Aim of the task
Filter the entries and keep only the lines where the string "Monasavu" appears.

-------- Records to use --------

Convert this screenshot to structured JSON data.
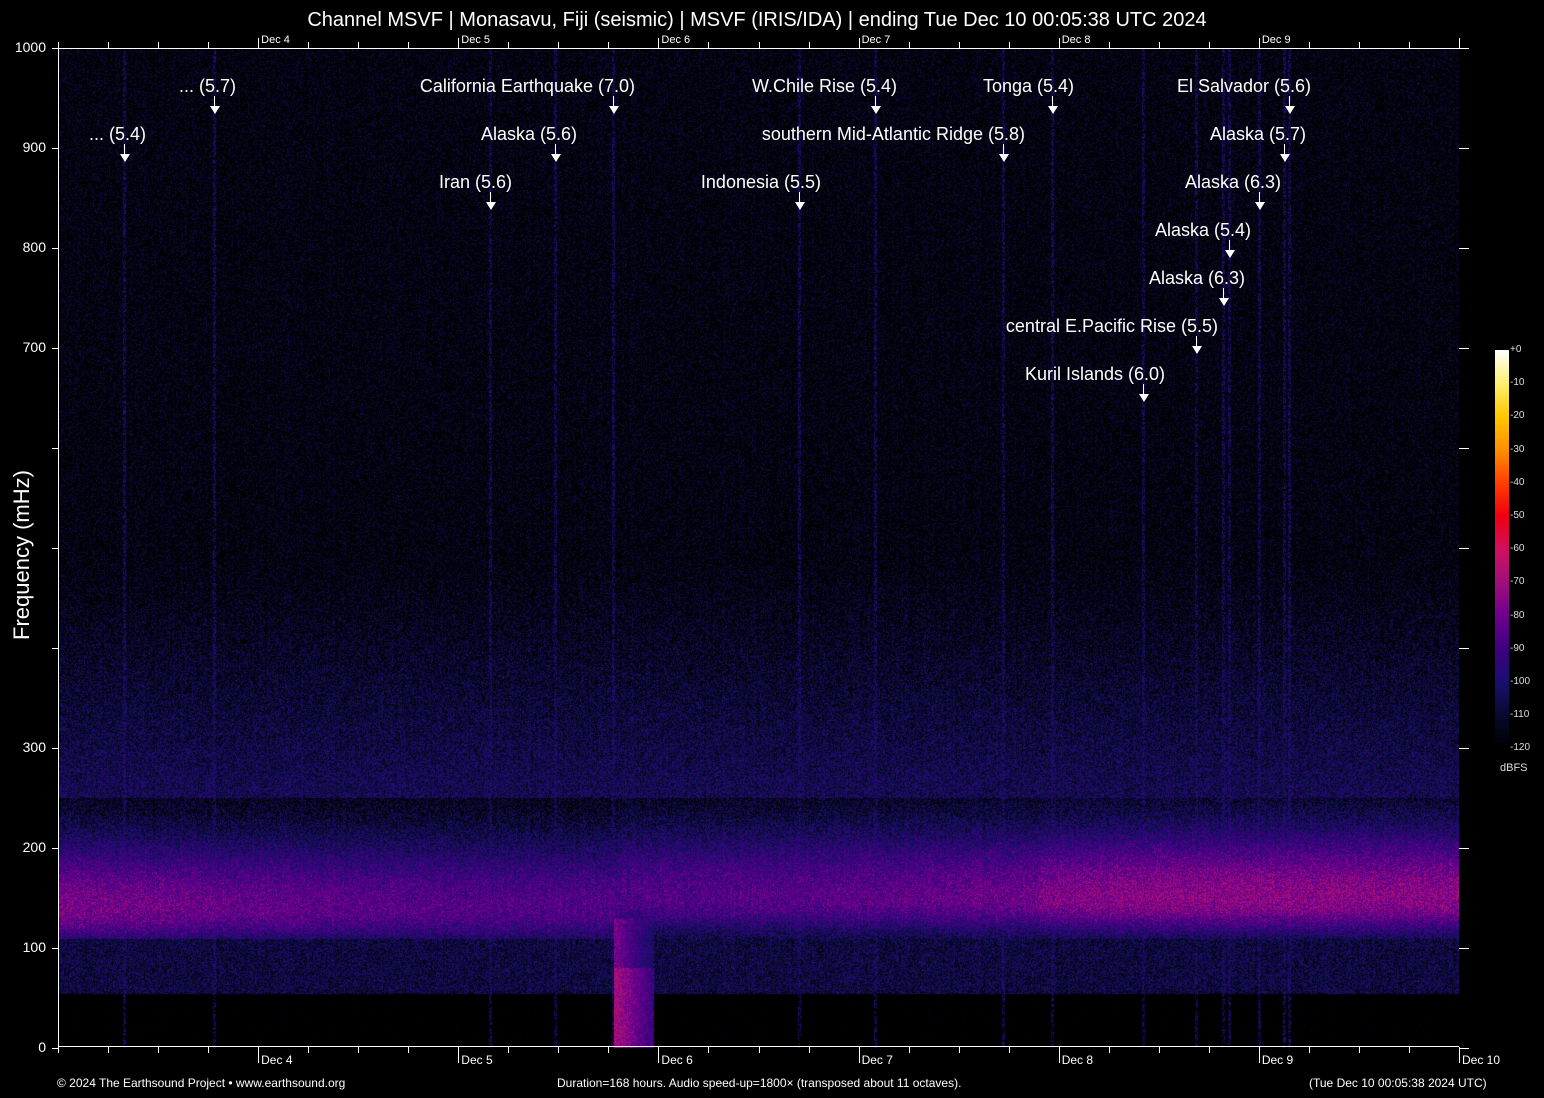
{
  "title": "Channel MSVF | Monasavu, Fiji (seismic) | MSVF (IRIS/IDA) | ending Tue Dec 10 00:05:38 UTC 2024",
  "chart_data": {
    "type": "heatmap",
    "title": "Channel MSVF | Monasavu, Fiji (seismic) | MSVF (IRIS/IDA) | ending Tue Dec 10 00:05:38 UTC 2024",
    "ylabel": "Frequency (mHz)",
    "ylim": [
      0,
      1000
    ],
    "y_ticks": [
      0,
      100,
      200,
      300,
      400,
      500,
      600,
      700,
      800,
      900,
      1000
    ],
    "y_tick_labels": [
      "0",
      "100",
      "200",
      "300",
      "",
      "",
      "",
      "700",
      "800",
      "900",
      "1000"
    ],
    "x_range": [
      "2024-12-03T00:05:38Z",
      "2024-12-10T00:05:38Z"
    ],
    "x_tick_labels": [
      "Dec 4",
      "Dec 5",
      "Dec 6",
      "Dec 7",
      "Dec 8",
      "Dec 9",
      "Dec 10"
    ],
    "x_top_tick_labels": [
      "Dec 4",
      "Dec 5",
      "Dec 6",
      "Dec 7",
      "Dec 8",
      "Dec 9"
    ],
    "colorbar": {
      "unit": "dBFS",
      "labels": [
        "+0",
        "-10",
        "-20",
        "-30",
        "-40",
        "-50",
        "-60",
        "-70",
        "-80",
        "-90",
        "-100",
        "-110",
        "-120"
      ],
      "range": [
        -120,
        0
      ],
      "colors": [
        "#000000",
        "#0a0a30",
        "#1a1070",
        "#400080",
        "#700090",
        "#a0107a",
        "#d01060",
        "#f00010",
        "#ff4000",
        "#ff9000",
        "#ffc800",
        "#fff070",
        "#ffffff"
      ]
    },
    "annotations": [
      {
        "label": "... (5.4)",
        "time": "2024-12-03T08:00Z"
      },
      {
        "label": "... (5.7)",
        "time": "2024-12-03T18:50Z"
      },
      {
        "label": "California Earthquake (7.0)",
        "time": "2024-12-05T18:40Z"
      },
      {
        "label": "Alaska (5.6)",
        "time": "2024-12-05T11:40Z"
      },
      {
        "label": "Iran (5.6)",
        "time": "2024-12-05T03:55Z"
      },
      {
        "label": "W.Chile Rise (5.4)",
        "time": "2024-12-07T02:05Z"
      },
      {
        "label": "southern Mid-Atlantic Ridge (5.8)",
        "time": "2024-12-07T17:25Z"
      },
      {
        "label": "Indonesia (5.5)",
        "time": "2024-12-06T17:00Z"
      },
      {
        "label": "Tonga (5.4)",
        "time": "2024-12-07T23:15Z"
      },
      {
        "label": "El Salvador (5.6)",
        "time": "2024-12-09T03:40Z"
      },
      {
        "label": "Alaska (5.7)",
        "time": "2024-12-09T03:10Z"
      },
      {
        "label": "Alaska (6.3)",
        "time": "2024-12-09T00:05Z"
      },
      {
        "label": "Alaska (5.4)",
        "time": "2024-12-08T20:30Z"
      },
      {
        "label": "Alaska (6.3)",
        "time": "2024-12-08T19:45Z"
      },
      {
        "label": "central E.Pacific Rise (5.5)",
        "time": "2024-12-08T16:30Z"
      },
      {
        "label": "Kuril Islands (6.0)",
        "time": "2024-12-08T10:15Z"
      }
    ]
  },
  "footer": {
    "copyright": "© 2024 The Earthsound Project • www.earthsound.org",
    "info": "Duration=168 hours. Audio speed-up=1800× (transposed about 11 octaves).",
    "timestamp": "(Tue Dec 10 00:05:38 2024 UTC)"
  }
}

--------

Problem solution
  "title": "Channel MSVF | Monasavu, Fiji (seismic) | MSVF (IRIS/IDA) | ending Tue Dec 10 00:05:38 UTC 2024",
    "title": "Channel MSVF | Monasavu, Fiji (seismic) | MSVF (IRIS/IDA) | ending Tue Dec 10 00:05:38 UTC 2024",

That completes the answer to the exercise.